* **Task prompt**:
Copy out all lines in the data below containing the string "Административное".

Entries from a dataset
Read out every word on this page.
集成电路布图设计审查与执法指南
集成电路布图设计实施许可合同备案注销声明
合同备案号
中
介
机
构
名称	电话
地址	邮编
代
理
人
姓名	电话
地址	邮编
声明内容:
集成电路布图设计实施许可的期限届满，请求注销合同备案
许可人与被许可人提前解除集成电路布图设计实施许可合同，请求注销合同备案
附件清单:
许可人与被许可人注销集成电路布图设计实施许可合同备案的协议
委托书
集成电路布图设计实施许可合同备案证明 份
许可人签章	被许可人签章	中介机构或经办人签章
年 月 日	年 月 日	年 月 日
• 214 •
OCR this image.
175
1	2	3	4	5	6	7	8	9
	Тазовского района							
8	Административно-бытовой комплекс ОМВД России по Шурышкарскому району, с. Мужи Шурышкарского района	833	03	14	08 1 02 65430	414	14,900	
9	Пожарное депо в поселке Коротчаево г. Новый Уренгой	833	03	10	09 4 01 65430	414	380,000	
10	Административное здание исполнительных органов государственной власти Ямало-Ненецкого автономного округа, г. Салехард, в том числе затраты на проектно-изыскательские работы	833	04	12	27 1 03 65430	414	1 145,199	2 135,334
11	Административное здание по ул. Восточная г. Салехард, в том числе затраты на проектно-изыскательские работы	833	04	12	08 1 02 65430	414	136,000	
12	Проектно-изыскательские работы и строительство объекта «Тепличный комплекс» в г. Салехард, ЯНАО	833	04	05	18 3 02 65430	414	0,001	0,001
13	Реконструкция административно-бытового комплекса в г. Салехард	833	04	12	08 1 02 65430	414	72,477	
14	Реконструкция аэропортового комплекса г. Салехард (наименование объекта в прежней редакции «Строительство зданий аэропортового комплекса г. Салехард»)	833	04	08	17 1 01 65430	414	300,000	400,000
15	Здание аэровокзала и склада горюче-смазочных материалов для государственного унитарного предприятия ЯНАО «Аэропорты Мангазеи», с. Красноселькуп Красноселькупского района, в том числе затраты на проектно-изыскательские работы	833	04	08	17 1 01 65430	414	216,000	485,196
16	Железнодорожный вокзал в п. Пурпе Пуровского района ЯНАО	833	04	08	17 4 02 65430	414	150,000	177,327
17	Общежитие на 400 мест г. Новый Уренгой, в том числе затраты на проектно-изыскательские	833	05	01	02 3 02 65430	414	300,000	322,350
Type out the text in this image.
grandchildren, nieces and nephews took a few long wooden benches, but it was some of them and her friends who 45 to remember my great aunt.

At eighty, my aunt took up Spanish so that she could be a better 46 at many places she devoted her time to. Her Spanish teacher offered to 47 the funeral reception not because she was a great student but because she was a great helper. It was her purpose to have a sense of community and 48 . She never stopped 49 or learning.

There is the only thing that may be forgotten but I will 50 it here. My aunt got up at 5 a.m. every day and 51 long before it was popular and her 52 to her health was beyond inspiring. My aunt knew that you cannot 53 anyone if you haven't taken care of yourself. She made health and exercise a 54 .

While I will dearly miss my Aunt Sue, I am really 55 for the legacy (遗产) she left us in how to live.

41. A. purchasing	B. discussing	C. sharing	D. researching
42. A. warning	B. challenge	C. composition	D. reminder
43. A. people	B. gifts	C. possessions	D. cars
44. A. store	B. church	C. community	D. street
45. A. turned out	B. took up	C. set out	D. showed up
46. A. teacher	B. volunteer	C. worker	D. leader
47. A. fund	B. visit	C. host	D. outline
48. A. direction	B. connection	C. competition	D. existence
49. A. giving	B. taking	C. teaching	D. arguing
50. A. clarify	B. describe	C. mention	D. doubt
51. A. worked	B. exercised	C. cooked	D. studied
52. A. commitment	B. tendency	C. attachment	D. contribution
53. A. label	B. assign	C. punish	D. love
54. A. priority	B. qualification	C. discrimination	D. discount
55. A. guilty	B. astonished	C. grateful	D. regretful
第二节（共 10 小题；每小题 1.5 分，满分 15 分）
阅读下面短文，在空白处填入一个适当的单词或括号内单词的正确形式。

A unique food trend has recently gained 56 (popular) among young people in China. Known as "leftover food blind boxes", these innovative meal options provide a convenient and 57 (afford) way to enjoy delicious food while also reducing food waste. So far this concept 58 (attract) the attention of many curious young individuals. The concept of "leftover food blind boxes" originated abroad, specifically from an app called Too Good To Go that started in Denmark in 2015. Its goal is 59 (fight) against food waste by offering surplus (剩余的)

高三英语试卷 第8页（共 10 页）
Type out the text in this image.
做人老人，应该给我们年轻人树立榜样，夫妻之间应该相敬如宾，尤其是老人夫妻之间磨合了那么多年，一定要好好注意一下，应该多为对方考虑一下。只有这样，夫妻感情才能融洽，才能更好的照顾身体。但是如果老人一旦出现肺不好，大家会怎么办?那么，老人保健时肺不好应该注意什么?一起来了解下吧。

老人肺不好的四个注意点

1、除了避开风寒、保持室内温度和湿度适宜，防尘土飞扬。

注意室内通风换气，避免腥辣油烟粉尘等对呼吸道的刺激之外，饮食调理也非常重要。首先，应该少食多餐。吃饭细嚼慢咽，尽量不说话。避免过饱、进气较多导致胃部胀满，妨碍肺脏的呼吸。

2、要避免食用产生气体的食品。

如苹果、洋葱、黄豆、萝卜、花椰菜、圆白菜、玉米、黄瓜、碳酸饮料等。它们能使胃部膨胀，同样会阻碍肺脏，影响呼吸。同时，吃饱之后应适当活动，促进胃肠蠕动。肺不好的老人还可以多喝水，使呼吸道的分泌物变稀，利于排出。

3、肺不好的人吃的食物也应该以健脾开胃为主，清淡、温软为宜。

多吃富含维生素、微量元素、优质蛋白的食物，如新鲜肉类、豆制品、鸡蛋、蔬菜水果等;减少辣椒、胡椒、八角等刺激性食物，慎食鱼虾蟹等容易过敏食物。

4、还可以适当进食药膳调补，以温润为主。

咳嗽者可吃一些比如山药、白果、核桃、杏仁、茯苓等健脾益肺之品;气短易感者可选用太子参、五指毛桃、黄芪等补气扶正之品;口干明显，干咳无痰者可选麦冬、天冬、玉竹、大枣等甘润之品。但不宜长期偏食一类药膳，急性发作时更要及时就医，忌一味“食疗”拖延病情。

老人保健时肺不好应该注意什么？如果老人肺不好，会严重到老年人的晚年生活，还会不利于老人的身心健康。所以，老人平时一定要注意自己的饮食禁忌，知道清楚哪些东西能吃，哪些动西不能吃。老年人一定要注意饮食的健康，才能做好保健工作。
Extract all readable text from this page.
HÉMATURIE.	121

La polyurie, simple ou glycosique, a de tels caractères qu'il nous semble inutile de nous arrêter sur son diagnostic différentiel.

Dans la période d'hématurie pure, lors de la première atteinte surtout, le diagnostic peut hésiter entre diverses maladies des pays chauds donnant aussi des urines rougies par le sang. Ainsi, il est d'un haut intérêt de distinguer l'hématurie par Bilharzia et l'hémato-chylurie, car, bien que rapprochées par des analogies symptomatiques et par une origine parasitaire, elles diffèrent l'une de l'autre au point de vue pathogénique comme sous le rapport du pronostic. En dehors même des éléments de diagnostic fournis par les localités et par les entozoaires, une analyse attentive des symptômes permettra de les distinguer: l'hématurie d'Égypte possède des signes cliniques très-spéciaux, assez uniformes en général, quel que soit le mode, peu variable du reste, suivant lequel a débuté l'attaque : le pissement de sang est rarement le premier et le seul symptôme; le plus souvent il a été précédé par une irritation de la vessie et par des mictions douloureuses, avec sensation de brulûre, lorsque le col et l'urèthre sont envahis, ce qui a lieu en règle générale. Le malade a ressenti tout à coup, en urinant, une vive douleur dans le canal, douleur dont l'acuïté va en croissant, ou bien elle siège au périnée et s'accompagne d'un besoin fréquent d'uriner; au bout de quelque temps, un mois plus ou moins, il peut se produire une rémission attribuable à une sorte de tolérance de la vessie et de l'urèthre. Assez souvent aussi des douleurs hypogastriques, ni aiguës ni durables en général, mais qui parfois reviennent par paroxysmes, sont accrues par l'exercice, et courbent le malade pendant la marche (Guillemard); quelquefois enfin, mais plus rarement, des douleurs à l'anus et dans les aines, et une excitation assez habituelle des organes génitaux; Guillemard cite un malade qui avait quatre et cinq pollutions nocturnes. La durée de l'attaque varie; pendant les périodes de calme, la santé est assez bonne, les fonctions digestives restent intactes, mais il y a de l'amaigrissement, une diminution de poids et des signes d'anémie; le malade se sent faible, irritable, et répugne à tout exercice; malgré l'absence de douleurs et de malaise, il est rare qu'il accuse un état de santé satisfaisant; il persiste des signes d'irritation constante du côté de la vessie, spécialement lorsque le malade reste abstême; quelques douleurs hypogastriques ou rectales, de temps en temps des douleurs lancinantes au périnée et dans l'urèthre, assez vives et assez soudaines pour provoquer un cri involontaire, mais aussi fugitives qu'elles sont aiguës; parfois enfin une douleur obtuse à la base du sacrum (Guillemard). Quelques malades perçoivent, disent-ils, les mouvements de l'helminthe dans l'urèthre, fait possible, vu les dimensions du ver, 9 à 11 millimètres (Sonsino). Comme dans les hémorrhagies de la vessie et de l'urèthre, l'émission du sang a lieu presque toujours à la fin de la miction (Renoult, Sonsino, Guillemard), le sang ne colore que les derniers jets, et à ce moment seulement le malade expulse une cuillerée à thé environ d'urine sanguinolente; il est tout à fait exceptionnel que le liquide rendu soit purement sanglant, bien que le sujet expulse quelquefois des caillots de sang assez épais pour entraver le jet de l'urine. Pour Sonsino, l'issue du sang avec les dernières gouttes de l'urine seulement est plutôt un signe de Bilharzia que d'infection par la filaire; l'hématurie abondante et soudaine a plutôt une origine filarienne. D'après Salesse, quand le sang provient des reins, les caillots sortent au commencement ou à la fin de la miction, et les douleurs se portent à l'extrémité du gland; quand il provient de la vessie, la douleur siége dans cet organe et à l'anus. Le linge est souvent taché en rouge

* **Reply to the task**:
10	Административное здание исполнительных органов государственной власти Ямало-Ненецкого автономного округа, г. Салехард, в том числе затраты на проектно-изыскательские работы	833	04	12	27 1 03 65430	414	1 145,199	2 135,334
11	Административное здание по ул. Восточная г. Салехард, в том числе затраты на проектно-изыскательские работы	833	04	12	08 1 02 65430	414	136,000	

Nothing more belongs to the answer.